*What you will do:*
Return each line that holds the word "into".

*Record excerpts:*
***

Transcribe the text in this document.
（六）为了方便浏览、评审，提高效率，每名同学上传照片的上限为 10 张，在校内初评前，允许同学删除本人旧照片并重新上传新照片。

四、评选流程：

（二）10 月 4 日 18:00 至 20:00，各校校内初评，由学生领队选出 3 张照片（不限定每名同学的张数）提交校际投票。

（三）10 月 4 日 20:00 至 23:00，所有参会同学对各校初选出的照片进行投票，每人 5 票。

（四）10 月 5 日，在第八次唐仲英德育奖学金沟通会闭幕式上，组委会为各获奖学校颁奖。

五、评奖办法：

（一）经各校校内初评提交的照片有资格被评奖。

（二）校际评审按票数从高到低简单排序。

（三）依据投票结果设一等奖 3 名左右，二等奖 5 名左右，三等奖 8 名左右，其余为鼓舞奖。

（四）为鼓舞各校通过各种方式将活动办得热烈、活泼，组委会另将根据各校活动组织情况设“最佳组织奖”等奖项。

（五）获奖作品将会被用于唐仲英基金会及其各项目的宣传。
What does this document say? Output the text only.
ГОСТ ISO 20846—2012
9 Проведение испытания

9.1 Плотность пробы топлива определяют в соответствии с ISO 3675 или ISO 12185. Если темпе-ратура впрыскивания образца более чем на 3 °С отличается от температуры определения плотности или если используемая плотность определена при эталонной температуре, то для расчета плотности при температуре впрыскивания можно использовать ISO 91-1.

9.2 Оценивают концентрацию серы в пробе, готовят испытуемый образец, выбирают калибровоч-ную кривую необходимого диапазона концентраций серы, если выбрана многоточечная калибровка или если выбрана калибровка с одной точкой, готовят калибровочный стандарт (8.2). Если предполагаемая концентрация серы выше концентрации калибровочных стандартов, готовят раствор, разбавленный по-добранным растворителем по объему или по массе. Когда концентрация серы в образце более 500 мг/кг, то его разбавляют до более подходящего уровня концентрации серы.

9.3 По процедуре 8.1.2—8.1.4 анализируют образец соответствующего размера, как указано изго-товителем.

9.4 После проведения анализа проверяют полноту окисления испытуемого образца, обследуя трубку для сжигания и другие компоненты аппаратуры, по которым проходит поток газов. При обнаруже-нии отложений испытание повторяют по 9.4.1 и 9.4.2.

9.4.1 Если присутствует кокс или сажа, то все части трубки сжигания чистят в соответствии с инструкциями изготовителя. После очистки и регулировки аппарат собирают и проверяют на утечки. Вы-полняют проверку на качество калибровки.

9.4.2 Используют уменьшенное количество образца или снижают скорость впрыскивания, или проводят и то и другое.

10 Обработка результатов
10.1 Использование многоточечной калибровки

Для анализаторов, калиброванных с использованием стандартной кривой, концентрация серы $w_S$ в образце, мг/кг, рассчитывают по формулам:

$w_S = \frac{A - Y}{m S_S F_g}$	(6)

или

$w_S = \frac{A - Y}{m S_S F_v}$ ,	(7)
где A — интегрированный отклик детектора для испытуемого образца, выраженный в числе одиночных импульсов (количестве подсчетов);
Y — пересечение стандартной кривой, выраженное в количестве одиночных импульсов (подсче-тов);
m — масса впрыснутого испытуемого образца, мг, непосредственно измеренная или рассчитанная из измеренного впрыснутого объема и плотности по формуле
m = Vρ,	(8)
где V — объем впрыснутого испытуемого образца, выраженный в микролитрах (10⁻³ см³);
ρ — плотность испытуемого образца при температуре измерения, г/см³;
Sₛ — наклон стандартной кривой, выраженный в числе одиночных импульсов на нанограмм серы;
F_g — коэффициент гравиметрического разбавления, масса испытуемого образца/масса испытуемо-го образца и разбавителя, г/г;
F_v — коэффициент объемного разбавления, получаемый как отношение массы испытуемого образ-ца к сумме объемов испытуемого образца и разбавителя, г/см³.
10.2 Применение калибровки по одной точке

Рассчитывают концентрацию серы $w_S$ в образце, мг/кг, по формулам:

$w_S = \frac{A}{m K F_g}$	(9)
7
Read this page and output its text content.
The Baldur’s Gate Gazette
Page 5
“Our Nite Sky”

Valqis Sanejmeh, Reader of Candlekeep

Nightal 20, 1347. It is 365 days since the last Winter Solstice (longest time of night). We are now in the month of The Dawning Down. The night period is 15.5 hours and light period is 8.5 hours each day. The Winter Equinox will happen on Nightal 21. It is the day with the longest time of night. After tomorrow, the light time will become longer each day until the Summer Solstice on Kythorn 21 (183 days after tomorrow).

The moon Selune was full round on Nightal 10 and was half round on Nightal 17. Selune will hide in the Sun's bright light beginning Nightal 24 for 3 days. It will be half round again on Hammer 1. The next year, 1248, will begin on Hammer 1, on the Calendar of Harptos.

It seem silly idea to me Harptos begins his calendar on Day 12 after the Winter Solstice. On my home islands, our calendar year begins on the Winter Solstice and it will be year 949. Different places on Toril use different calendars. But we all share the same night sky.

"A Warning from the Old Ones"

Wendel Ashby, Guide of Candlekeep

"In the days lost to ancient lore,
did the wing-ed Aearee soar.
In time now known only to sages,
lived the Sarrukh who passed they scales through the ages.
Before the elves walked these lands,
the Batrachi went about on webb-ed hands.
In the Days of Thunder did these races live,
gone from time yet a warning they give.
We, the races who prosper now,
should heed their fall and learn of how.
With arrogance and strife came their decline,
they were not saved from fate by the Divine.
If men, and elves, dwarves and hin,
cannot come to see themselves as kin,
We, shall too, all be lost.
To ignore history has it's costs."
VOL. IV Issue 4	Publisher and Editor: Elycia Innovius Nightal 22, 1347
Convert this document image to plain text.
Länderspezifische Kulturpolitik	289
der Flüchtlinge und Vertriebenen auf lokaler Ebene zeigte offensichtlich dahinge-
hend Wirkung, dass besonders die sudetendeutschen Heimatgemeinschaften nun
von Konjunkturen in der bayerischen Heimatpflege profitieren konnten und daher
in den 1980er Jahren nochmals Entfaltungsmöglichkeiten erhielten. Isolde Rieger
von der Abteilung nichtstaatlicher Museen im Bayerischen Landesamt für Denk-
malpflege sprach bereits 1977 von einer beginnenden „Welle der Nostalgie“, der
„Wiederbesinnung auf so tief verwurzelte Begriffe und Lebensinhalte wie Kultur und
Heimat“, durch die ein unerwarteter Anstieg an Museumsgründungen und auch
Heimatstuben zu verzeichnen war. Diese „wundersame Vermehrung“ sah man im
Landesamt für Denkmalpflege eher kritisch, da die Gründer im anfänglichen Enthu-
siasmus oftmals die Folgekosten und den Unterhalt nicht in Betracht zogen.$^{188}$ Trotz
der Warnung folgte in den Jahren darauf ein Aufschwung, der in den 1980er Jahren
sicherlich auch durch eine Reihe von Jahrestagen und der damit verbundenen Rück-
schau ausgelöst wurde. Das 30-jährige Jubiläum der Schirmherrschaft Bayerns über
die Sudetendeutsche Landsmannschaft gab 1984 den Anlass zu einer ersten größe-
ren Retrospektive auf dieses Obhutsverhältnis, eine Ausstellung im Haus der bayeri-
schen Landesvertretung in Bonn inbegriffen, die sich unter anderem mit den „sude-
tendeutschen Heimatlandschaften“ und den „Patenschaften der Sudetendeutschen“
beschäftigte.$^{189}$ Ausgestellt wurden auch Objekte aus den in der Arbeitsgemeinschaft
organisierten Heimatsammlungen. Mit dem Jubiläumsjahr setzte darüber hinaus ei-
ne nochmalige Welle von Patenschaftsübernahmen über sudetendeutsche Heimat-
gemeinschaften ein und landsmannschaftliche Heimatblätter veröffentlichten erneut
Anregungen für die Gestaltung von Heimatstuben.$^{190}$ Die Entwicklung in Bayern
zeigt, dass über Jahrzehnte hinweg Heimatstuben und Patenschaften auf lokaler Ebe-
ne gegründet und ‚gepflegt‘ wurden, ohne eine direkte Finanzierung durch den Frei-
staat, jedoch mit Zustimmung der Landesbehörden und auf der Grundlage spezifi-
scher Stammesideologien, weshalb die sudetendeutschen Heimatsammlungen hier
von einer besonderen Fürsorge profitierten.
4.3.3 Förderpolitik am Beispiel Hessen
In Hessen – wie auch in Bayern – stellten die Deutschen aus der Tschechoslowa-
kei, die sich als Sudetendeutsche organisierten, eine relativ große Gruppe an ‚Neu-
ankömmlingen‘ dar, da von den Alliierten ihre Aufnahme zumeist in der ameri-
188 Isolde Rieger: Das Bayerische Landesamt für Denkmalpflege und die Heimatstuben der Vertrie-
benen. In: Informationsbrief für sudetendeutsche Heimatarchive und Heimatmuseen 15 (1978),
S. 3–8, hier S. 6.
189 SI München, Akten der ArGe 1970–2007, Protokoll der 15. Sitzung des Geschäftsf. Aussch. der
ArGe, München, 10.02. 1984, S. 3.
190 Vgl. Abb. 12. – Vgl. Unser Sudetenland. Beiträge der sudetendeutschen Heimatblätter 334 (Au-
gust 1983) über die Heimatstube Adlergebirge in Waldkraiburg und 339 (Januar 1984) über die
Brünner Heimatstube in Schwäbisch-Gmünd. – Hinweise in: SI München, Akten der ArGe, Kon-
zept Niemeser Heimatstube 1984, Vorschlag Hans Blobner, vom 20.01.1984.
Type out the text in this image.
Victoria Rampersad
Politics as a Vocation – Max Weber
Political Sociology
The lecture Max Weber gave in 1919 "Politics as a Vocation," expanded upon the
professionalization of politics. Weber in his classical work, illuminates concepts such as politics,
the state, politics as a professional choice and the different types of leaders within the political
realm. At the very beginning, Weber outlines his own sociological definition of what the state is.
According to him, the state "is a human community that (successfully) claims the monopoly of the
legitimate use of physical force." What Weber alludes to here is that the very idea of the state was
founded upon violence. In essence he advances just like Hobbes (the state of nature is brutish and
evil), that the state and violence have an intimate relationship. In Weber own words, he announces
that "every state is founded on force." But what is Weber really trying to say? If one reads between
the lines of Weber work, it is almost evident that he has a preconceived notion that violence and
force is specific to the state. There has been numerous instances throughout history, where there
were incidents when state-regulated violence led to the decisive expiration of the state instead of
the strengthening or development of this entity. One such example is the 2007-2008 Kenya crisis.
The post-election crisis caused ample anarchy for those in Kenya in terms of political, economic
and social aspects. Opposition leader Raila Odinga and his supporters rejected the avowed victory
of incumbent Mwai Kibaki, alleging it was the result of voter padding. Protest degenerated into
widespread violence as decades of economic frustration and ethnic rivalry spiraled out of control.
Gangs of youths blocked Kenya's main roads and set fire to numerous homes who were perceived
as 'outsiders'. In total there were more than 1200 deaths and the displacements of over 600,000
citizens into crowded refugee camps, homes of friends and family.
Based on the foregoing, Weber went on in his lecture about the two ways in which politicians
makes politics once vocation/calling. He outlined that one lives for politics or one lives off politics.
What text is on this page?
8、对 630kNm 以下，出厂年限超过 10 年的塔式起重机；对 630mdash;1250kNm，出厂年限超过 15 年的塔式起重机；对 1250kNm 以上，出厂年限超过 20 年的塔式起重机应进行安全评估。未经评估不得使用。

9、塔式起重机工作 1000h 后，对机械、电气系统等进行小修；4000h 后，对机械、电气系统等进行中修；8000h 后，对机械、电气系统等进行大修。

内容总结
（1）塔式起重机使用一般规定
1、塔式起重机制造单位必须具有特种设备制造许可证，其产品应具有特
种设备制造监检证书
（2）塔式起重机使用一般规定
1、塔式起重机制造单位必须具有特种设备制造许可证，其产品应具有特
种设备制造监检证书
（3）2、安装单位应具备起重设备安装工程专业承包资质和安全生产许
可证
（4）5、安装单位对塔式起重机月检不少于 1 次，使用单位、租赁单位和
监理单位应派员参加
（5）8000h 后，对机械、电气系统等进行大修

***

*Response to this exercise:*
of incumbent Mwai Kibaki, alleging it was the result of voter padding. Protest degenerated into
citizens into crowded refugee camps, homes of friends and family.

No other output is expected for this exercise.